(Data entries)
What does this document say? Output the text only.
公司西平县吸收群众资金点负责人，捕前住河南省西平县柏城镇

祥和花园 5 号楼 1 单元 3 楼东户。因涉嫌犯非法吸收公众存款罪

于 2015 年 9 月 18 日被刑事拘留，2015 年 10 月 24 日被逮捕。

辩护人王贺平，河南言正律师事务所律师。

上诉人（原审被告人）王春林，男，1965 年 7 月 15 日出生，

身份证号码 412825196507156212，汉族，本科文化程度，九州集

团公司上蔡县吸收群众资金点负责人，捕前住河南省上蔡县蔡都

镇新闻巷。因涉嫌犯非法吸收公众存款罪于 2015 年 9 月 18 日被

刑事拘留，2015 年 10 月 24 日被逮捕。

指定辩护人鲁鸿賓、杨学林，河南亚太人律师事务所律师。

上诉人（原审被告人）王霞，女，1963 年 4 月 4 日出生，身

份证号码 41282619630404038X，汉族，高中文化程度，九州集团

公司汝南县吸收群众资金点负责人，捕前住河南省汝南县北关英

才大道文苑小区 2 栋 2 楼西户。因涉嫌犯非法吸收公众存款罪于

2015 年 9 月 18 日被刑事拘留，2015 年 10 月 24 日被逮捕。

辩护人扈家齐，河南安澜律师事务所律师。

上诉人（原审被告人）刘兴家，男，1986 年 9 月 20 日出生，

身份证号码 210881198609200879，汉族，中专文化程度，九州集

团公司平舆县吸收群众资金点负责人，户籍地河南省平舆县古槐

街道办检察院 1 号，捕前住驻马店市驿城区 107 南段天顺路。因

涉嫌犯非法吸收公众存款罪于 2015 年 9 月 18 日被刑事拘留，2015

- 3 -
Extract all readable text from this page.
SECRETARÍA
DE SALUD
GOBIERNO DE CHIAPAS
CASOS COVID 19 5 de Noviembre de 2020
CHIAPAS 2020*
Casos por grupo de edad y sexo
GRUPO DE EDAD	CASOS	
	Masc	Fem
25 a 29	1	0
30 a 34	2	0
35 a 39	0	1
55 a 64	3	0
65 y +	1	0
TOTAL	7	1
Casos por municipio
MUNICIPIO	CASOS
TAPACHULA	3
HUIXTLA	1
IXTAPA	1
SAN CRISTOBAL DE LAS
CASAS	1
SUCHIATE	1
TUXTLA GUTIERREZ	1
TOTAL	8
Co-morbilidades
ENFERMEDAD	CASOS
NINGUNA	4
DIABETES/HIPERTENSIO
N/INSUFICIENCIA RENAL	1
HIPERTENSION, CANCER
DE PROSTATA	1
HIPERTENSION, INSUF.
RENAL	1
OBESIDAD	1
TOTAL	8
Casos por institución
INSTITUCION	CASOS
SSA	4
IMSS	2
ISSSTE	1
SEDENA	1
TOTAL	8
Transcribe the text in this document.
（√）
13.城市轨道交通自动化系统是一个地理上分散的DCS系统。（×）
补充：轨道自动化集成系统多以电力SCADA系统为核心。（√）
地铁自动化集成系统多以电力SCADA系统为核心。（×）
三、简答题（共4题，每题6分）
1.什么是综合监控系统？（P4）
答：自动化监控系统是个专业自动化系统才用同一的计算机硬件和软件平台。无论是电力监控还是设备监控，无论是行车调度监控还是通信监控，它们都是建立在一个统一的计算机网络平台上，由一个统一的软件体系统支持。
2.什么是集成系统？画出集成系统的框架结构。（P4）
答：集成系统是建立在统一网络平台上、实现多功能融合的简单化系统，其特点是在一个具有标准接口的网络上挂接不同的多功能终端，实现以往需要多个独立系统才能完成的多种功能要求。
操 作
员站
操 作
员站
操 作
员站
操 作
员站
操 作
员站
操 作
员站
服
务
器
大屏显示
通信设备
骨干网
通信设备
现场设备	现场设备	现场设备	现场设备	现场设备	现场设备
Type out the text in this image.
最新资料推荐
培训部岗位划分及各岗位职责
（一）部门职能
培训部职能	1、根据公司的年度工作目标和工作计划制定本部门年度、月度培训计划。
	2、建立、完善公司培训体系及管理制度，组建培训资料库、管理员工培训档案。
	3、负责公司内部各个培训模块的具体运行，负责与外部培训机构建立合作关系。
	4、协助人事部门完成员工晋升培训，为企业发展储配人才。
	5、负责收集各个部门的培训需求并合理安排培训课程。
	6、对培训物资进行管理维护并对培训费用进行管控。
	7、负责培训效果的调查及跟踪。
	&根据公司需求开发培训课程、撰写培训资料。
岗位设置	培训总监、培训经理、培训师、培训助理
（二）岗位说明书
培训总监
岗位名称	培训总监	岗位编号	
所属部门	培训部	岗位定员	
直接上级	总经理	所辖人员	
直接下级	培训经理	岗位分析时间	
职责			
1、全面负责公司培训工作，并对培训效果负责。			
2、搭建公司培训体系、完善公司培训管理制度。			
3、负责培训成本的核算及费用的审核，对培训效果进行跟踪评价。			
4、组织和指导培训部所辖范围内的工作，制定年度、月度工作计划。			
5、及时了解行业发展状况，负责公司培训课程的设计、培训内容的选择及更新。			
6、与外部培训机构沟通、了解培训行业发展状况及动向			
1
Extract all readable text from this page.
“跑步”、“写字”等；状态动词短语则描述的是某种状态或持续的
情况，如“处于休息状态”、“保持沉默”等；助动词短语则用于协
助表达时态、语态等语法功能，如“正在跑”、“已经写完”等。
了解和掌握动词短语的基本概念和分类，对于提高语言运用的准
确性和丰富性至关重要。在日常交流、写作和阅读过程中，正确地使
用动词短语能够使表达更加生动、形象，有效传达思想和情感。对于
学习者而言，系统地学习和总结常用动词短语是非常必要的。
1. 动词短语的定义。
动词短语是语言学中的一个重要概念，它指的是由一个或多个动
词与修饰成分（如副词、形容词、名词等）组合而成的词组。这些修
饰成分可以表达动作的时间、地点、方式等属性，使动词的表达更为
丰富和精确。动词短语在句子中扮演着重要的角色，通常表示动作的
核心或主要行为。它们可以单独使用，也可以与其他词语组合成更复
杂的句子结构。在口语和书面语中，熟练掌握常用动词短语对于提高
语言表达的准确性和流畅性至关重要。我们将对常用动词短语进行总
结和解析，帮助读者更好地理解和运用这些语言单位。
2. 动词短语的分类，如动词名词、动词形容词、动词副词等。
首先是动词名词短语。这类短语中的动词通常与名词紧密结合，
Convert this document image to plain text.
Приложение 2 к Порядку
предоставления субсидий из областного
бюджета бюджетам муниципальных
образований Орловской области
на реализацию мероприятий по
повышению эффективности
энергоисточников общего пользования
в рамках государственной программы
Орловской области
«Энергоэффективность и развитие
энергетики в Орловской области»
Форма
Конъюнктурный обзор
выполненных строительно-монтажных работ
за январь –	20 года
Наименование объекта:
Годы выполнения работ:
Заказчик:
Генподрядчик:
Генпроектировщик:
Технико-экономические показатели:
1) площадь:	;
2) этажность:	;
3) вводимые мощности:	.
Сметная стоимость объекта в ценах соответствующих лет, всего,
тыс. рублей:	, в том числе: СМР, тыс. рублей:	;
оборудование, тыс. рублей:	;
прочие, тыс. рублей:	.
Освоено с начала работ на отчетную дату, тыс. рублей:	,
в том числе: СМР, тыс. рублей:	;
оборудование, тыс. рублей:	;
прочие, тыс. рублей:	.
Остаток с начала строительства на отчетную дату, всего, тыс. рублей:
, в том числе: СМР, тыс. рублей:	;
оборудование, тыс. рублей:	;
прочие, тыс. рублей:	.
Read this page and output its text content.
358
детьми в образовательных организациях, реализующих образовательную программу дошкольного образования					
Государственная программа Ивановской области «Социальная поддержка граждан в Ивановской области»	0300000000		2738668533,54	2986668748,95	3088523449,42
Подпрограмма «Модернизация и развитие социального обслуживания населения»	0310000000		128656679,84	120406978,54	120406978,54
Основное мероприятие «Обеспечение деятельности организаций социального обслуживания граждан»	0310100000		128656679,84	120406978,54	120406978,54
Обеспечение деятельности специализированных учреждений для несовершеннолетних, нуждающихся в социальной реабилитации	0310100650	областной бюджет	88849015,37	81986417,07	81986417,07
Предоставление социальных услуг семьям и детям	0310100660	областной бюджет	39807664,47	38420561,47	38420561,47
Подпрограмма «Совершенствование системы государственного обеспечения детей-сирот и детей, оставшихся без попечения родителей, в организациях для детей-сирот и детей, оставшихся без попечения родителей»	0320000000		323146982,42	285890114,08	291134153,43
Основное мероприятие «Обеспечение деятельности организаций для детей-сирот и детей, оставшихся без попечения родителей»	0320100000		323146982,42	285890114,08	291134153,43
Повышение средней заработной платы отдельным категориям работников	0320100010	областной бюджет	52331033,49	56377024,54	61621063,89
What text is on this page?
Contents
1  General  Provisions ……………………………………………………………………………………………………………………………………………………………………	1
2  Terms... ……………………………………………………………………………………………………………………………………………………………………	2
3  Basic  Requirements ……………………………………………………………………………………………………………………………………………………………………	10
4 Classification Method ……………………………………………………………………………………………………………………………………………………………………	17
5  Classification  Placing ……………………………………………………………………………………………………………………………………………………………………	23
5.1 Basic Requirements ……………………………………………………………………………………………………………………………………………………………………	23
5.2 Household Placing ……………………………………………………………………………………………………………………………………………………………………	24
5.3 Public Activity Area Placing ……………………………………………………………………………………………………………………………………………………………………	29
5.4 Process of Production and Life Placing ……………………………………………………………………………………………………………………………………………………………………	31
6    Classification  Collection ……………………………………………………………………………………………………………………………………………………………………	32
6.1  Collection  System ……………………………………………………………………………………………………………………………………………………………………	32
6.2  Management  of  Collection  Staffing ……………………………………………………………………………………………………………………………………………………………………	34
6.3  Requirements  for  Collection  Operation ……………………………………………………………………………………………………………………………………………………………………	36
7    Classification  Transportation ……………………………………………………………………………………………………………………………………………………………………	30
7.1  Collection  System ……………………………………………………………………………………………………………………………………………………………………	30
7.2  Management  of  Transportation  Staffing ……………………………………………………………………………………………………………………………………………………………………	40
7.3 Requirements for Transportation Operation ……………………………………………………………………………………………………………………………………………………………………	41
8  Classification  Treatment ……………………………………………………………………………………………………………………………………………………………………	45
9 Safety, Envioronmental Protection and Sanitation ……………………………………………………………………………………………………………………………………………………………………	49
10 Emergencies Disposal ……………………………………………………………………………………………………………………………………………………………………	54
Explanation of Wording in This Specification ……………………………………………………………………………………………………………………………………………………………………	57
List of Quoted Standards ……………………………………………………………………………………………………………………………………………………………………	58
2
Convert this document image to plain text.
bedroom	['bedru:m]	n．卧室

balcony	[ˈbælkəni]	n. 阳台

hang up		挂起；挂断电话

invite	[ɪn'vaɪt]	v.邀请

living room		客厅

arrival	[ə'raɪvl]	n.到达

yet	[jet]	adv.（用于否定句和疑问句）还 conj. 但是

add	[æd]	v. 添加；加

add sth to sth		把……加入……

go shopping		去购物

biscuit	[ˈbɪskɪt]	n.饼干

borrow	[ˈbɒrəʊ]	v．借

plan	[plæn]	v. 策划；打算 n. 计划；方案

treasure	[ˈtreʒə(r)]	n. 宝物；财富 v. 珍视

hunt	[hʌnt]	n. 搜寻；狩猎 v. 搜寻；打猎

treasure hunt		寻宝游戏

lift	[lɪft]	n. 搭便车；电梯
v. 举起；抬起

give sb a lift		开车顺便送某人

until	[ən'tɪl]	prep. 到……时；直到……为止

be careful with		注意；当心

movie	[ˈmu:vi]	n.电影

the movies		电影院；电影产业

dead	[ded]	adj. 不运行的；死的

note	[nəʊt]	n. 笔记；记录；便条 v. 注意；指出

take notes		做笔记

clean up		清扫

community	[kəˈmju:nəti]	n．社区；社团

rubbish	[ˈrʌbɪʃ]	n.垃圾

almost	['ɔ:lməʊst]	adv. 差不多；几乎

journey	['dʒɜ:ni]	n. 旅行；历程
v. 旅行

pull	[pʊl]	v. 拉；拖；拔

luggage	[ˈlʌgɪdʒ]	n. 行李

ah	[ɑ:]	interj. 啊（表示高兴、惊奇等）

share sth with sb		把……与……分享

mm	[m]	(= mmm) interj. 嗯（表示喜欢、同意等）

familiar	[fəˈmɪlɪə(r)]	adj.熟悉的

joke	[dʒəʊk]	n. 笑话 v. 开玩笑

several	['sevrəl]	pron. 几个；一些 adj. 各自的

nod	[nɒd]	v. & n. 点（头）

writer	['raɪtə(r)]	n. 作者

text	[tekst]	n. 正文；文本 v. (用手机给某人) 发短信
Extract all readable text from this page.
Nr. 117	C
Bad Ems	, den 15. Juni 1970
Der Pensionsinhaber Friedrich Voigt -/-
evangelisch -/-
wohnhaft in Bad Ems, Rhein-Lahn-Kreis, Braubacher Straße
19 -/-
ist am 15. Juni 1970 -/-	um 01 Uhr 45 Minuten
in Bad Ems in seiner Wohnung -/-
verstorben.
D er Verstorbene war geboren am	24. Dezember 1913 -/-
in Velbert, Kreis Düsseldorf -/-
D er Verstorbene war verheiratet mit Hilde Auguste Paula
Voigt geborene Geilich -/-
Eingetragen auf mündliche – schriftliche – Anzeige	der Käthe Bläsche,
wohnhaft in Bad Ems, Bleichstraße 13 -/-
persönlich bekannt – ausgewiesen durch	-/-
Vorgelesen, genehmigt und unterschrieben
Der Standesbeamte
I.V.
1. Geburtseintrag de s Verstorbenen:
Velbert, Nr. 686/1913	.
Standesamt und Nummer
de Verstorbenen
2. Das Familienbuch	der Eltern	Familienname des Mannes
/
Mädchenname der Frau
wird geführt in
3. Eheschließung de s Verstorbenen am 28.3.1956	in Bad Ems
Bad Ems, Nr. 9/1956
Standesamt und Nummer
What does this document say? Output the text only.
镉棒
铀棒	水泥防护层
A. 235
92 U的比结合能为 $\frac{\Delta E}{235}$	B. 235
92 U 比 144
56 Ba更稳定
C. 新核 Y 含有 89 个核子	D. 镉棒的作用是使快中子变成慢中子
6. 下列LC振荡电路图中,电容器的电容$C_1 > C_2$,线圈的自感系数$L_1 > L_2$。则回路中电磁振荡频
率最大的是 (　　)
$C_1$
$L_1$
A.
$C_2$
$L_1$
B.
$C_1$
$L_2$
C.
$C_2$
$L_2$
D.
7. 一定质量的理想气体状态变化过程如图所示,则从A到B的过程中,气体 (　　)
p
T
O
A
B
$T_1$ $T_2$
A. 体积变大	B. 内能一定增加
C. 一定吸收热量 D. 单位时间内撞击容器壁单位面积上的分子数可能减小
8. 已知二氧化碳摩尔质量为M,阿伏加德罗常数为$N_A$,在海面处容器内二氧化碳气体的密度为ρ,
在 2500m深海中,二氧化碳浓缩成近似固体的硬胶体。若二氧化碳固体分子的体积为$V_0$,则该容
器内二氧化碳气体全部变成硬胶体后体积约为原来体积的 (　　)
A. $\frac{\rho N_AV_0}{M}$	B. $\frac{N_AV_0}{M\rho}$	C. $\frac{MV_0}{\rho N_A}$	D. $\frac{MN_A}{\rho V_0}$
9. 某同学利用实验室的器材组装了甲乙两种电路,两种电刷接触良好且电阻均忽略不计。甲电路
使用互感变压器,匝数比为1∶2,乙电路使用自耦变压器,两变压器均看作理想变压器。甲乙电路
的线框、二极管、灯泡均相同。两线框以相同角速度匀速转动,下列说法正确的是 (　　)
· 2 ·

**Objective**
Out of the records, collect only those lines that contain the string "Kreis".

**Solution to this exercise**
wohnhaft in Bad Ems, Rhein-Lahn-Kreis, Braubacher Straße
in Velbert, Kreis Düsseldorf -/-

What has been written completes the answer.